_Brief_
Write out each line from the data below that includes the word "Treibhausgasemissionen".
─── Data for processing ───
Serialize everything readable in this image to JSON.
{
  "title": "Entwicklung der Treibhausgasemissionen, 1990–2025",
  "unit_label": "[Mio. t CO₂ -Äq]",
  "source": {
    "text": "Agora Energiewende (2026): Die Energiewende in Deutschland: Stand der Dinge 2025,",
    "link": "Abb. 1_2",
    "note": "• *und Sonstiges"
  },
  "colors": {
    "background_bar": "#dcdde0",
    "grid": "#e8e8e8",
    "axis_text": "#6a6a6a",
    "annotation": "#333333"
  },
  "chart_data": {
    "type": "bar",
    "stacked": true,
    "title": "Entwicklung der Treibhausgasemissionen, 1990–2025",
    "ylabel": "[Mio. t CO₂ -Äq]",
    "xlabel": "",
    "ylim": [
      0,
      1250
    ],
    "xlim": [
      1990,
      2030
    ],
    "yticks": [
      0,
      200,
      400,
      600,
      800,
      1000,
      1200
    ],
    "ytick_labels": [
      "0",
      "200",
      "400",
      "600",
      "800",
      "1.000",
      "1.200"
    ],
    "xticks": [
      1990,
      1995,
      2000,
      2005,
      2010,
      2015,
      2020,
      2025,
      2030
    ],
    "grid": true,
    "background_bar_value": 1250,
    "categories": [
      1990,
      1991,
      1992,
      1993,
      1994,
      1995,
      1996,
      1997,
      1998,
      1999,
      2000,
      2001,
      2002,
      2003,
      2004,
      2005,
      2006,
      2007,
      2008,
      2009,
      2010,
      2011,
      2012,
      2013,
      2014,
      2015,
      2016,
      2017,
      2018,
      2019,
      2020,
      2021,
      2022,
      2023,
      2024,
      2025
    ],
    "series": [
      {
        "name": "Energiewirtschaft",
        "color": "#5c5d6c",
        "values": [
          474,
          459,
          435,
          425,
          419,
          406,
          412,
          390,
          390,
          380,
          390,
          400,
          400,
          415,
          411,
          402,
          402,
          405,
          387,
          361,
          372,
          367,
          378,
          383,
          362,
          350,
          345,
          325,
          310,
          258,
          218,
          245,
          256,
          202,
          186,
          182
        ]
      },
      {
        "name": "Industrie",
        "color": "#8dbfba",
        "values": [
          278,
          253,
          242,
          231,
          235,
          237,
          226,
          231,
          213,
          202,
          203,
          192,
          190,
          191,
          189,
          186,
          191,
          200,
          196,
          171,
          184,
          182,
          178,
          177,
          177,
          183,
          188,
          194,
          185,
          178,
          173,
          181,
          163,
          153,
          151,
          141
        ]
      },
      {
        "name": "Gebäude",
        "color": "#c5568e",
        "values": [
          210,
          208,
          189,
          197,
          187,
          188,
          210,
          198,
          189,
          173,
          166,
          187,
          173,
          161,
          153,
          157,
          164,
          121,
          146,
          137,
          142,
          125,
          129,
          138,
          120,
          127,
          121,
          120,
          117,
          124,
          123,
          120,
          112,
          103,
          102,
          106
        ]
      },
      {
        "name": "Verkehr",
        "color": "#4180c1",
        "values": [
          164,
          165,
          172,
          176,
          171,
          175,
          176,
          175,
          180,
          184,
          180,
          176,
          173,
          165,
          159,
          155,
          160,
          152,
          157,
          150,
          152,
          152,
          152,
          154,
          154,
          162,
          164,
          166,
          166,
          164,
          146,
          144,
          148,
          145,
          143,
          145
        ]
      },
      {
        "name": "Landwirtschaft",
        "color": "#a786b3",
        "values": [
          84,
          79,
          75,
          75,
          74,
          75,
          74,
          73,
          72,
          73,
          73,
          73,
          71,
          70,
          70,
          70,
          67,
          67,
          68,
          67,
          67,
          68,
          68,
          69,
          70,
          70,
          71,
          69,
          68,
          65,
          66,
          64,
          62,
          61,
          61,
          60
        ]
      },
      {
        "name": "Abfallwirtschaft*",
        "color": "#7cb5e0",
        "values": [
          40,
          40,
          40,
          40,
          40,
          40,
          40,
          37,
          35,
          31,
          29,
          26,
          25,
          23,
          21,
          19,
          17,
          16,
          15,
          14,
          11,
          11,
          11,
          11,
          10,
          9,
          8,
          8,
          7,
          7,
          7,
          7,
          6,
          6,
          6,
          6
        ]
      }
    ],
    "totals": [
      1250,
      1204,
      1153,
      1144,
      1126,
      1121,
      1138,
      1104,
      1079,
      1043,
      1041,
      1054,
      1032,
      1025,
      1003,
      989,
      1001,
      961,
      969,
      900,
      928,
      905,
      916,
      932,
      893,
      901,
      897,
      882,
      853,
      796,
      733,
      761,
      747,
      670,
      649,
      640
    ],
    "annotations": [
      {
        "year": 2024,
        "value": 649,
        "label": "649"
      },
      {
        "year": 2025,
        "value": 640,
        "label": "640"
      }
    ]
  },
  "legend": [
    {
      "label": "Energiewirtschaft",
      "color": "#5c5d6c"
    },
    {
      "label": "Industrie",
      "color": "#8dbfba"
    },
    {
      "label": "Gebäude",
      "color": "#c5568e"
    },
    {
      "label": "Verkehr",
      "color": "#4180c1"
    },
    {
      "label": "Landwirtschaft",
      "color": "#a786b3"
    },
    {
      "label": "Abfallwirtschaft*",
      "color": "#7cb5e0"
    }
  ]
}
───
─── Data for processing ───
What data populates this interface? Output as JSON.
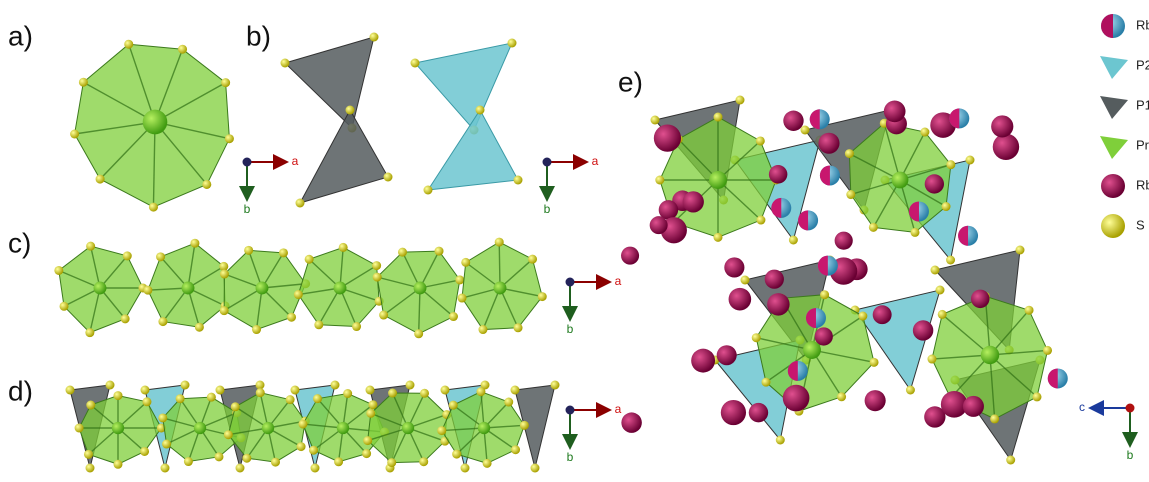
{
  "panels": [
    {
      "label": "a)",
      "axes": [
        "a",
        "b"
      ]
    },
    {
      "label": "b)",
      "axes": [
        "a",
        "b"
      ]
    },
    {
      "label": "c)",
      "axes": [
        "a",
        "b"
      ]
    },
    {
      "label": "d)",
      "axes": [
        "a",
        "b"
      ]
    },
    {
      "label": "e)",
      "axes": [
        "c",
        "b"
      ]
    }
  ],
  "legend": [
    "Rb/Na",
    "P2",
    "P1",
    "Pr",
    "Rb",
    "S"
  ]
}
───
_Answer for the task_
  "title": "Entwicklung der Treibhausgasemissionen, 1990–2025",
    "title": "Entwicklung der Treibhausgasemissionen, 1990–2025",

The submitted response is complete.